Entries provided –
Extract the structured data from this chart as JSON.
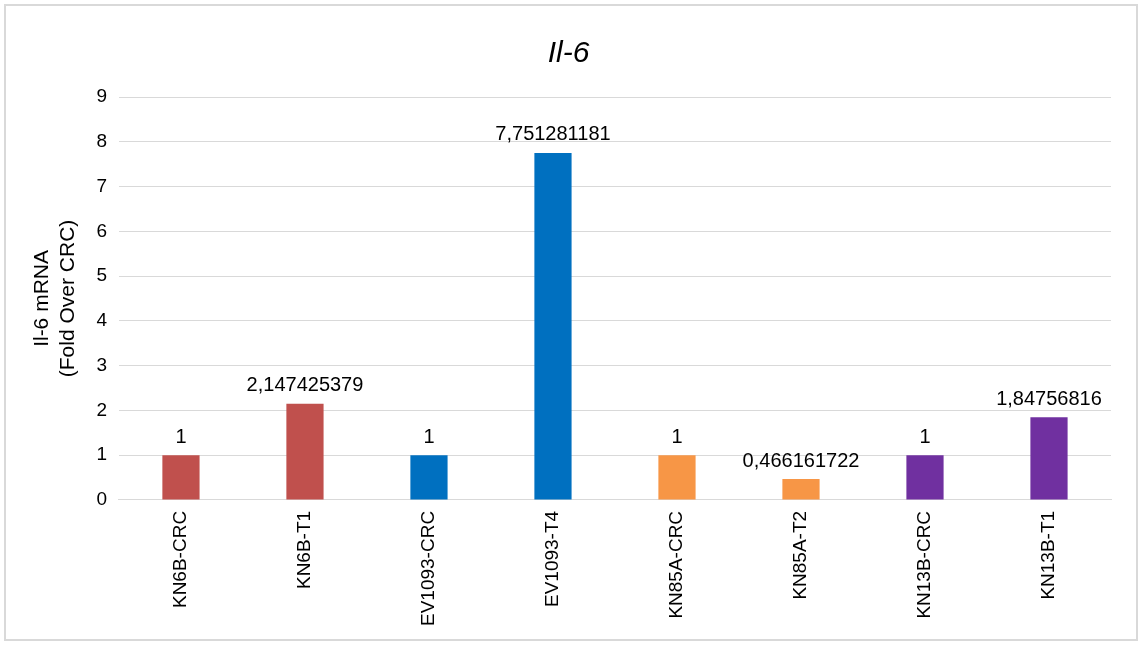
{
  "chart_data": {
    "type": "bar",
    "title": "Il-6",
    "ylabel": "Il-6 mRNA\n(Fold Over CRC)",
    "categories": [
      "KN6B-CRC",
      "KN6B-T1",
      "EV1093-CRC",
      "EV1093-T4",
      "KN85A-CRC",
      "KN85A-T2",
      "KN13B-CRC",
      "KN13B-T1"
    ],
    "values": [
      1,
      2.147425379,
      1,
      7.751281181,
      1,
      0.466161722,
      1,
      1.84756816
    ],
    "value_labels": [
      "1",
      "2,147425379",
      "1",
      "7,751281181",
      "1",
      "0,466161722",
      "1",
      "1,84756816"
    ],
    "colors": [
      "#c0504d",
      "#c0504d",
      "#0070c0",
      "#0070c0",
      "#f79646",
      "#f79646",
      "#7030a0",
      "#7030a0"
    ],
    "ylim": [
      0,
      9
    ],
    "yticks": [
      0,
      1,
      2,
      3,
      4,
      5,
      6,
      7,
      8,
      9
    ],
    "grid": "y",
    "legend": false
  }
}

Activity – In the transcription, every picture is to be excluded and the records above given again exactly.

Solution –
Extract the structured data from this chart as JSON.
{
  "chart_data": {
    "type": "bar",
    "title": "Il-6",
    "ylabel": "Il-6 mRNA\n(Fold Over CRC)",
    "categories": [
      "KN6B-CRC",
      "KN6B-T1",
      "EV1093-CRC",
      "EV1093-T4",
      "KN85A-CRC",
      "KN85A-T2",
      "KN13B-CRC",
      "KN13B-T1"
    ],
    "values": [
      1,
      2.147425379,
      1,
      7.751281181,
      1,
      0.466161722,
      1,
      1.84756816
    ],
    "value_labels": [
      "1",
      "2,147425379",
      "1",
      "7,751281181",
      "1",
      "0,466161722",
      "1",
      "1,84756816"
    ],
    "colors": [
      "#c0504d",
      "#c0504d",
      "#0070c0",
      "#0070c0",
      "#f79646",
      "#f79646",
      "#7030a0",
      "#7030a0"
    ],
    "ylim": [
      0,
      9
    ],
    "yticks": [
      0,
      1,
      2,
      3,
      4,
      5,
      6,
      7,
      8,
      9
    ],
    "grid": "y",
    "legend": false
  }
}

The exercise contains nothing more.